Provide an exact copy of the data, excluding the images.
╔══
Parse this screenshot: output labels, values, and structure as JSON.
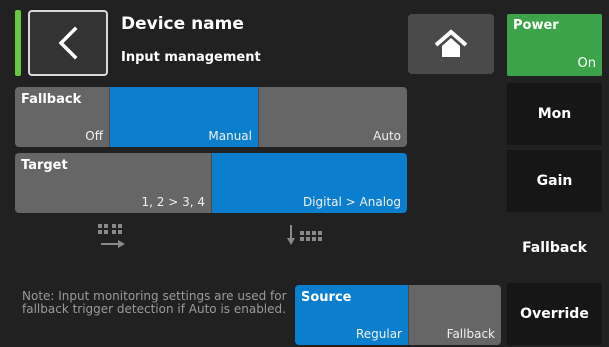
{
  "header": {
    "title": "Device name",
    "subtitle": "Input management",
    "back_icon": "chevron-left-icon",
    "home_icon": "home-icon",
    "status_color": "#69c73b"
  },
  "power": {
    "label": "Power",
    "value": "On",
    "color": "#3da34a"
  },
  "side_menu": [
    {
      "label": "Mon",
      "selected": false
    },
    {
      "label": "Gain",
      "selected": false
    },
    {
      "label": "Fallback",
      "selected": true
    },
    {
      "label": "Override",
      "selected": false
    }
  ],
  "fallback": {
    "label": "Fallback",
    "options": [
      "Off",
      "Manual",
      "Auto"
    ],
    "selected": "Manual"
  },
  "target": {
    "label": "Target",
    "options": [
      "1, 2 > 3, 4",
      "Digital > Analog"
    ],
    "selected": "Digital > Analog"
  },
  "source": {
    "label": "Source",
    "options": [
      "Regular",
      "Fallback"
    ],
    "selected": "Regular"
  },
  "icons": {
    "left": "digital-to-right-icon",
    "right": "down-to-analog-icon"
  },
  "note": "Note: Input monitoring settings are used for fallback trigger detection if Auto is enabled.",
  "colors": {
    "accent": "#0b7fce",
    "segment": "#666666",
    "background": "#212121"
  }
}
╚══
• **Full solution**:
Parse this screenshot: output labels, values, and structure as JSON.
{
  "header": {
    "title": "Device name",
    "subtitle": "Input management",
    "back_icon": "chevron-left-icon",
    "home_icon": "home-icon",
    "status_color": "#69c73b"
  },
  "power": {
    "label": "Power",
    "value": "On",
    "color": "#3da34a"
  },
  "side_menu": [
    {
      "label": "Mon",
      "selected": false
    },
    {
      "label": "Gain",
      "selected": false
    },
    {
      "label": "Fallback",
      "selected": true
    },
    {
      "label": "Override",
      "selected": false
    }
  ],
  "fallback": {
    "label": "Fallback",
    "options": [
      "Off",
      "Manual",
      "Auto"
    ],
    "selected": "Manual"
  },
  "target": {
    "label": "Target",
    "options": [
      "1, 2 > 3, 4",
      "Digital > Analog"
    ],
    "selected": "Digital > Analog"
  },
  "source": {
    "label": "Source",
    "options": [
      "Regular",
      "Fallback"
    ],
    "selected": "Regular"
  },
  "icons": {
    "left": "digital-to-right-icon",
    "right": "down-to-analog-icon"
  },
  "note": "Note: Input monitoring settings are used for fallback trigger detection if Auto is enabled.",
  "colors": {
    "accent": "#0b7fce",
    "segment": "#666666",
    "background": "#212121"
  }
}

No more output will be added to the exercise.